(Data extracted from a collection)

———

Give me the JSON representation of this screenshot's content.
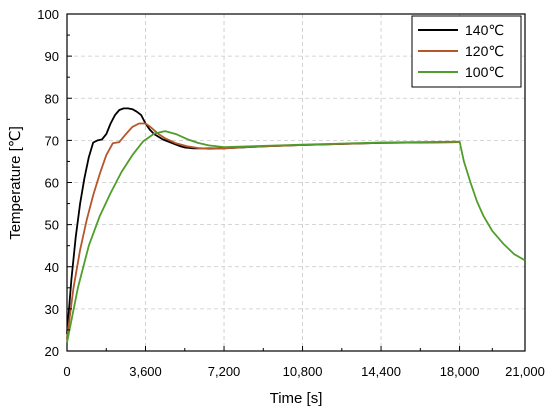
{
  "chart_data": {
    "type": "line",
    "xlabel": "Time [s]",
    "ylabel": "Temperature [℃]",
    "xlim": [
      0,
      21000
    ],
    "ylim": [
      20,
      100
    ],
    "xticks": [
      0,
      3600,
      7200,
      10800,
      14400,
      18000,
      21000
    ],
    "xtick_labels": [
      "0",
      "3,600",
      "7,200",
      "10,800",
      "14,400",
      "18,000",
      "21,000"
    ],
    "yticks": [
      20,
      30,
      40,
      50,
      60,
      70,
      80,
      90,
      100
    ],
    "ytick_labels": [
      "20",
      "30",
      "40",
      "50",
      "60",
      "70",
      "80",
      "90",
      "100"
    ],
    "grid": true,
    "legend_position": "top-right",
    "series": [
      {
        "name": "140℃",
        "color": "#000000",
        "x": [
          0,
          200,
          400,
          600,
          800,
          1000,
          1200,
          1400,
          1600,
          1800,
          2000,
          2200,
          2400,
          2600,
          2800,
          3000,
          3200,
          3400,
          3600,
          3800,
          4000,
          4400,
          4800,
          5200,
          5400,
          5800,
          7200,
          9000,
          10800,
          14400,
          17990
        ],
        "y": [
          24,
          37,
          47,
          55,
          61,
          66,
          69.5,
          70,
          70.2,
          71.5,
          74,
          76,
          77.2,
          77.6,
          77.6,
          77.4,
          76.8,
          76,
          74,
          72.5,
          71.5,
          70.2,
          69.4,
          68.6,
          68.3,
          68.1,
          68.1,
          68.6,
          68.9,
          69.4,
          69.6
        ]
      },
      {
        "name": "120℃",
        "color": "#b5562b",
        "x": [
          0,
          300,
          600,
          900,
          1200,
          1500,
          1800,
          2100,
          2400,
          2700,
          3000,
          3300,
          3600,
          3800,
          4000,
          4200,
          4500,
          5000,
          5500,
          6000,
          6500,
          7200,
          9000,
          10800,
          14400,
          17990
        ],
        "y": [
          23,
          35,
          44,
          51,
          57,
          62,
          66.5,
          69.3,
          69.6,
          71.5,
          73.2,
          74,
          74,
          73.3,
          72.4,
          71.5,
          70.5,
          69.3,
          68.6,
          68.2,
          68,
          68.1,
          68.6,
          68.9,
          69.4,
          69.6
        ]
      },
      {
        "name": "100℃",
        "color": "#4f9d2a",
        "x": [
          0,
          500,
          1000,
          1500,
          2000,
          2500,
          3000,
          3500,
          4000,
          4500,
          5000,
          5500,
          6000,
          6500,
          7200,
          9000,
          10800,
          14400,
          18000,
          18200,
          18500,
          18800,
          19100,
          19500,
          20000,
          20500,
          21000
        ],
        "y": [
          22,
          35,
          45,
          52,
          57.5,
          62.5,
          66.5,
          69.8,
          71.6,
          72.2,
          71.5,
          70.3,
          69.4,
          68.8,
          68.4,
          68.7,
          69,
          69.5,
          69.7,
          65,
          60,
          55.5,
          52,
          48.5,
          45.5,
          43,
          41.5
        ]
      }
    ]
  }
}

———

• Exercise brief: Retype the data above exactly; pictures are not part of the copy.

• The reply:
Give me the JSON representation of this screenshot's content.
{
  "chart_data": {
    "type": "line",
    "xlabel": "Time [s]",
    "ylabel": "Temperature [℃]",
    "xlim": [
      0,
      21000
    ],
    "ylim": [
      20,
      100
    ],
    "xticks": [
      0,
      3600,
      7200,
      10800,
      14400,
      18000,
      21000
    ],
    "xtick_labels": [
      "0",
      "3,600",
      "7,200",
      "10,800",
      "14,400",
      "18,000",
      "21,000"
    ],
    "yticks": [
      20,
      30,
      40,
      50,
      60,
      70,
      80,
      90,
      100
    ],
    "ytick_labels": [
      "20",
      "30",
      "40",
      "50",
      "60",
      "70",
      "80",
      "90",
      "100"
    ],
    "grid": true,
    "legend_position": "top-right",
    "series": [
      {
        "name": "140℃",
        "color": "#000000",
        "x": [
          0,
          200,
          400,
          600,
          800,
          1000,
          1200,
          1400,
          1600,
          1800,
          2000,
          2200,
          2400,
          2600,
          2800,
          3000,
          3200,
          3400,
          3600,
          3800,
          4000,
          4400,
          4800,
          5200,
          5400,
          5800,
          7200,
          9000,
          10800,
          14400,
          17990
        ],
        "y": [
          24,
          37,
          47,
          55,
          61,
          66,
          69.5,
          70,
          70.2,
          71.5,
          74,
          76,
          77.2,
          77.6,
          77.6,
          77.4,
          76.8,
          76,
          74,
          72.5,
          71.5,
          70.2,
          69.4,
          68.6,
          68.3,
          68.1,
          68.1,
          68.6,
          68.9,
          69.4,
          69.6
        ]
      },
      {
        "name": "120℃",
        "color": "#b5562b",
        "x": [
          0,
          300,
          600,
          900,
          1200,
          1500,
          1800,
          2100,
          2400,
          2700,
          3000,
          3300,
          3600,
          3800,
          4000,
          4200,
          4500,
          5000,
          5500,
          6000,
          6500,
          7200,
          9000,
          10800,
          14400,
          17990
        ],
        "y": [
          23,
          35,
          44,
          51,
          57,
          62,
          66.5,
          69.3,
          69.6,
          71.5,
          73.2,
          74,
          74,
          73.3,
          72.4,
          71.5,
          70.5,
          69.3,
          68.6,
          68.2,
          68,
          68.1,
          68.6,
          68.9,
          69.4,
          69.6
        ]
      },
      {
        "name": "100℃",
        "color": "#4f9d2a",
        "x": [
          0,
          500,
          1000,
          1500,
          2000,
          2500,
          3000,
          3500,
          4000,
          4500,
          5000,
          5500,
          6000,
          6500,
          7200,
          9000,
          10800,
          14400,
          18000,
          18200,
          18500,
          18800,
          19100,
          19500,
          20000,
          20500,
          21000
        ],
        "y": [
          22,
          35,
          45,
          52,
          57.5,
          62.5,
          66.5,
          69.8,
          71.6,
          72.2,
          71.5,
          70.3,
          69.4,
          68.8,
          68.4,
          68.7,
          69,
          69.5,
          69.7,
          65,
          60,
          55.5,
          52,
          48.5,
          45.5,
          43,
          41.5
        ]
      }
    ]
  }
}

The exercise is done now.